SUPPLIED TEXT:
==*==

And when it got related to the DAO, it went from a joke project originally. And the joke was, I'm going to write a book about something I don't know anything about. That was the premise. It's like, okay, I don't know. The reason there was a meme of me being associated with vibe coding. I had nothing to do with that. It just happened. I was a bystander and I keep getting friends sending me

a picture of me associated with vibe coding. I didn't know what vibe coding was. And it felt like I was being enlisted into something. And so much of creativity is like looking at the things going on around you and then seeing how does this, how do I participate in this thing that I'm noticing?

So in this case, the noticing was me being associated with vibe coding didn't make any sense to me, but it did to someone because thousands of images are coming up of me being associated with vibe coding. What is vibe coding? Vibe coding is, do you know what traditional coding is? Writing computer language. And it's a very exacting, specific thing.

time intensive, detail oriented. You want the computer to do something very simple and you write thousands of lines of code to get it to do this simple thing. Right. And it's both exhausting, difficult. And if there's a mistake anywhere in these thousands of computers speak anywhere in these thousands of lines, then it won't work.

And you don't know why. So it's difficult. And again, I don't really know anything about this. I just know that coding is difficult. That's as much as I know. And then this idea of vibe coding happened about three months ago, which was a very famous coder said, I've been experimenting with a new thing. I'll call it vibe coding, where instead of

writing the code, and this is a guy who's an expert at writing code, decided, I'm going to tell the AI what I want the code to do and let it do what it does. And it does it. And what you get back is not really what you wanted. It might be related to what you want. It might be a bad version or it might be something different, completely different. But he found what he was getting back was interesting enough that

that he could then give it modifications, also like vibe coding on top of vibe coding to get it to do what he wanted it to do. So instead of writing thousands of lines, he says a few words to a computer. It gives him feedback, a mock-up, let's say. He looks at the mock-up and says, okay, now try it like this.

And then it gives them a new iteration. So that's what vibe coding is. And I believe the reason I became associated with it in the hive mind was I'm the record producer who doesn't know anything about music. So,

He's talking about being a coder without knowing anything about coding. Sure. Well, it's interesting what radically different skill sets those are, right? The first is the equivalent of being an architect and an engineer and a contractor. You're building something from scratch.

==*==

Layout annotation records
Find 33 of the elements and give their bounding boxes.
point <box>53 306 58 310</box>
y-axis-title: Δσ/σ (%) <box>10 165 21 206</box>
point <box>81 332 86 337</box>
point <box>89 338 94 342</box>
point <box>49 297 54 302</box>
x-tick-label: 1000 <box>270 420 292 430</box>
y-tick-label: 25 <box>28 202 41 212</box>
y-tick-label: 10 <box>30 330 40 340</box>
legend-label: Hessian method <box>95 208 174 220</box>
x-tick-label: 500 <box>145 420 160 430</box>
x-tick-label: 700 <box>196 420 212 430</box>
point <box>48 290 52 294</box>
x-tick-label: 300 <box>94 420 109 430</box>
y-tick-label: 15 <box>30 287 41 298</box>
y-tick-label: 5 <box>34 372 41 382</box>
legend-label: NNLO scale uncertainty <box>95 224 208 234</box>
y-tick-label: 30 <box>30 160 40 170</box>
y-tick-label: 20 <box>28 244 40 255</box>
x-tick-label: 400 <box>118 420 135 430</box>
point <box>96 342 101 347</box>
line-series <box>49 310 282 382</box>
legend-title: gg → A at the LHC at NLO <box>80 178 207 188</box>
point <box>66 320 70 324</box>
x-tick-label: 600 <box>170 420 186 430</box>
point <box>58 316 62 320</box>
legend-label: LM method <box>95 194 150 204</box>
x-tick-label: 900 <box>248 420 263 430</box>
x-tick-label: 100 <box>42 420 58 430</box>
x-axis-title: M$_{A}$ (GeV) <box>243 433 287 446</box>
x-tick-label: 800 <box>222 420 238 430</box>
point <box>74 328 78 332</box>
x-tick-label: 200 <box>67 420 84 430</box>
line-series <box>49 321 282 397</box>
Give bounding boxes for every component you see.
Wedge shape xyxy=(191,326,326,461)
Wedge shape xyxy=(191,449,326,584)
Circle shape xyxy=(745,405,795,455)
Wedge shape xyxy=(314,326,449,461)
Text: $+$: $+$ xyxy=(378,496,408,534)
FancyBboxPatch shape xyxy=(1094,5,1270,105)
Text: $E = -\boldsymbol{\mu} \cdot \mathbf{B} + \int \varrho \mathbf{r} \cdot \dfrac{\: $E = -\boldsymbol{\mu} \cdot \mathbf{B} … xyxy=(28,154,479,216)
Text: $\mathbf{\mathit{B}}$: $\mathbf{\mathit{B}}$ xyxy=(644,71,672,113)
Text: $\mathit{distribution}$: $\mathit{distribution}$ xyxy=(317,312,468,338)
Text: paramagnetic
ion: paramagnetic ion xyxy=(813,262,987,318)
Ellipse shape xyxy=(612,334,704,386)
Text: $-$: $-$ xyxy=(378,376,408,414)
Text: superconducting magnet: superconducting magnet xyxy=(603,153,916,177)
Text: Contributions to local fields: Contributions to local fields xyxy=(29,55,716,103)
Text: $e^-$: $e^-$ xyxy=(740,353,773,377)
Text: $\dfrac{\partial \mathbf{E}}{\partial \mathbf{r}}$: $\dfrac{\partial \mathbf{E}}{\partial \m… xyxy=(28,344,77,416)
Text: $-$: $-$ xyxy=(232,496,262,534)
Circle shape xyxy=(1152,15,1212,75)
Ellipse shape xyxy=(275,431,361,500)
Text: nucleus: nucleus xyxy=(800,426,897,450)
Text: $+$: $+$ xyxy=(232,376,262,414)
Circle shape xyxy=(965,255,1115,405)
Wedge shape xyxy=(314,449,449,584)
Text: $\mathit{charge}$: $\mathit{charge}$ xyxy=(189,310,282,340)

==*==

OBJECTIVES:
1) Name the three roles that the last paragraph of the vibe coding text says the first skill set is equivalent to.
2) In the records, starting with the first line and going on through the line with "line-series <box>49 310 282 382</box>", substitute "marker" for each "point" and give back those lines with nothing else changed.
The vibe coding text and the records are unrelated to each other.

THE SOLUTIONS:
1) architect, engineer, contractor

2)
Find 33 of the elements and give their bounding boxes.
marker <box>53 306 58 310</box>
y-axis-title: Δσ/σ (%) <box>10 165 21 206</box>
marker <box>81 332 86 337</box>
marker <box>89 338 94 342</box>
marker <box>49 297 54 302</box>
x-tick-label: 1000 <box>270 420 292 430</box>
y-tick-label: 25 <box>28 202 41 212</box>
y-tick-label: 10 <box>30 330 40 340</box>
legend-label: Hessian method <box>95 208 174 220</box>
x-tick-label: 500 <box>145 420 160 430</box>
x-tick-label: 700 <box>196 420 212 430</box>
marker <box>48 290 52 294</box>
x-tick-label: 300 <box>94 420 109 430</box>
y-tick-label: 15 <box>30 287 41 298</box>
y-tick-label: 5 <box>34 372 41 382</box>
legend-label: NNLO scale uncertainty <box>95 224 208 234</box>
y-tick-label: 30 <box>30 160 40 170</box>
y-tick-label: 20 <box>28 244 40 255</box>
x-tick-label: 400 <box>118 420 135 430</box>
marker <box>96 342 101 347</box>
line-series <box>49 310 282 382</box>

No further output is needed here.